SHORT EXERCISE
Whenever a line contains the string "Heat", copy it out of the entries.

Items from a dataset
※ ※ ※
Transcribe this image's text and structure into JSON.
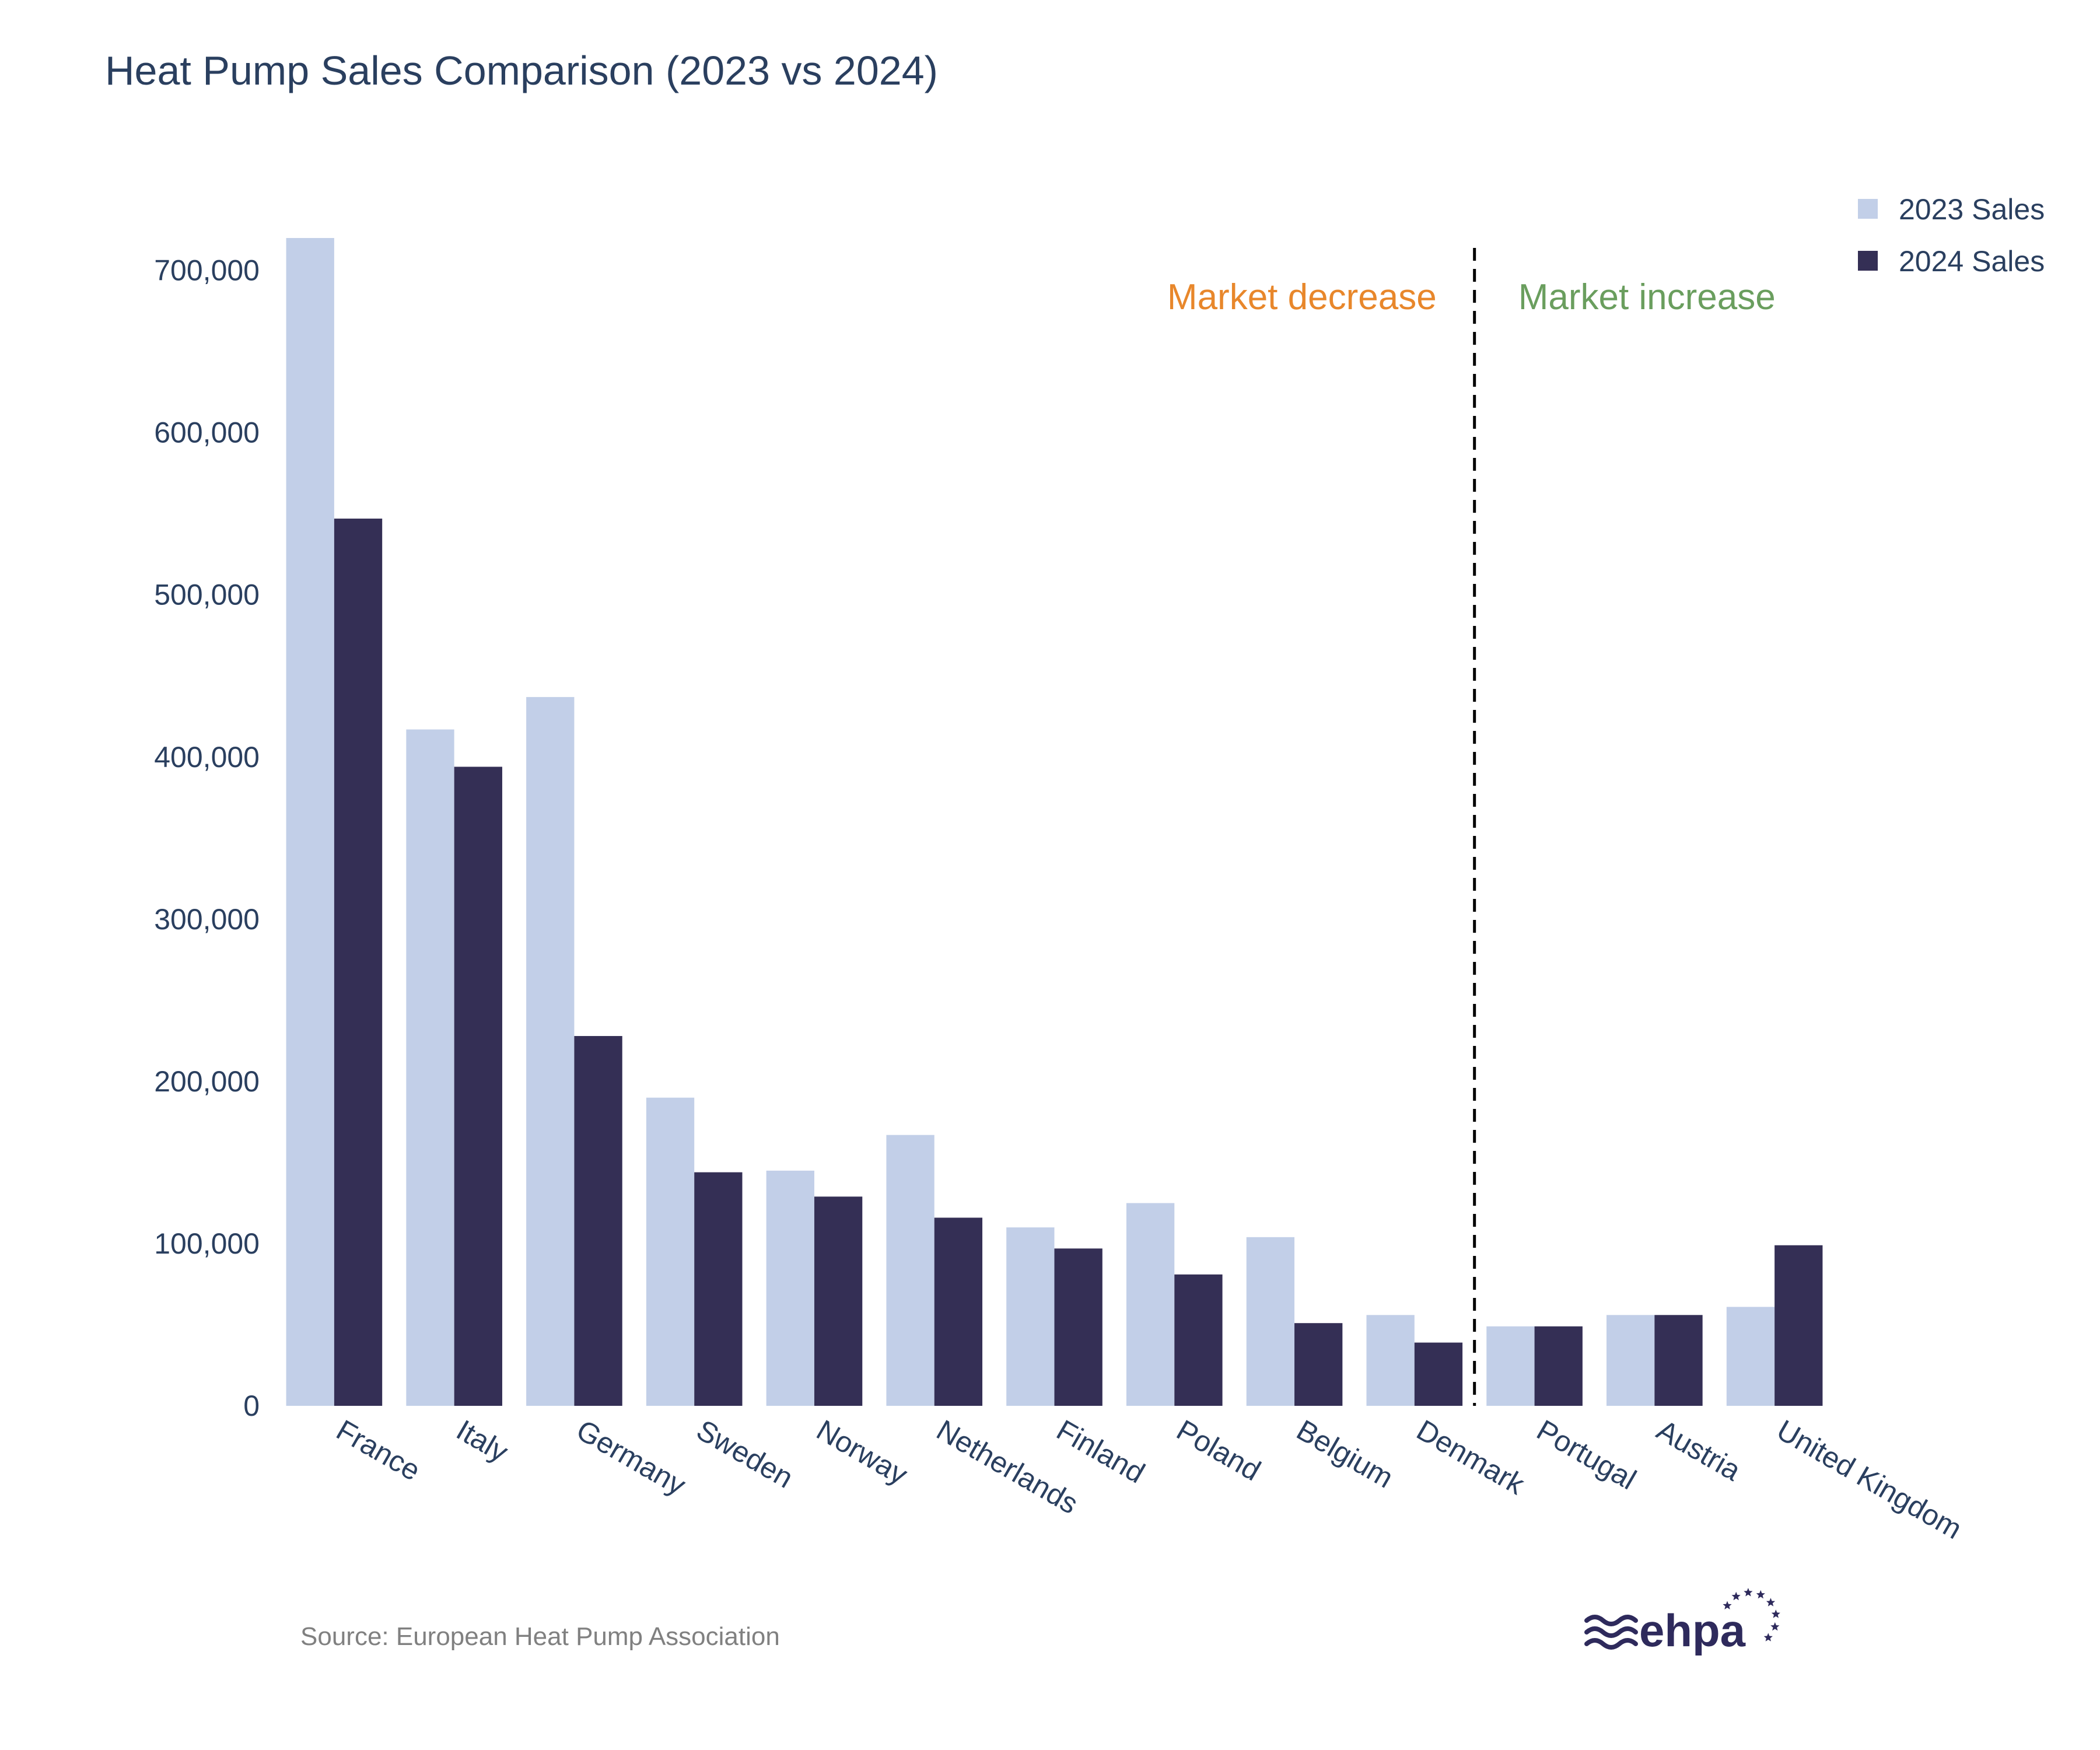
{
  "chart_data": {
    "type": "bar",
    "title": "Heat Pump Sales Comparison (2023 vs 2024)",
    "xlabel": "",
    "ylabel": "",
    "categories": [
      "France",
      "Italy",
      "Germany",
      "Sweden",
      "Norway",
      "Netherlands",
      "Finland",
      "Poland",
      "Belgium",
      "Denmark",
      "Portugal",
      "Austria",
      "United Kingdom"
    ],
    "series": [
      {
        "name": "2023 Sales",
        "color": "#c2cfe8",
        "values": [
          720000,
          417000,
          437000,
          190000,
          145000,
          167000,
          110000,
          125000,
          104000,
          56000,
          49000,
          56000,
          61000
        ]
      },
      {
        "name": "2024 Sales",
        "color": "#342f55",
        "values": [
          547000,
          394000,
          228000,
          144000,
          129000,
          116000,
          97000,
          81000,
          51000,
          39000,
          49000,
          56000,
          99000
        ]
      }
    ],
    "ylim": [
      0,
      720000
    ],
    "yticks": [
      0,
      100000,
      200000,
      300000,
      400000,
      500000,
      600000,
      700000
    ],
    "ytick_labels": [
      "0",
      "100,000",
      "200,000",
      "300,000",
      "400,000",
      "500,000",
      "600,000",
      "700,000"
    ],
    "grid": false,
    "legend_position": "top-right",
    "divider_between": [
      "Denmark",
      "Portugal"
    ],
    "annotations": [
      {
        "text": "Market decrease",
        "color": "#e8872b"
      },
      {
        "text": "Market increase",
        "color": "#6a9e5e"
      }
    ]
  },
  "source_note": "Source: European Heat Pump Association",
  "logo": {
    "text": "ehpa",
    "color": "#2e2a5c"
  }
}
※ ※ ※
PROBLEM SOLUTION
    "title": "Heat Pump Sales Comparison (2023 vs 2024)",
  "source_note": "Source: European Heat Pump Association",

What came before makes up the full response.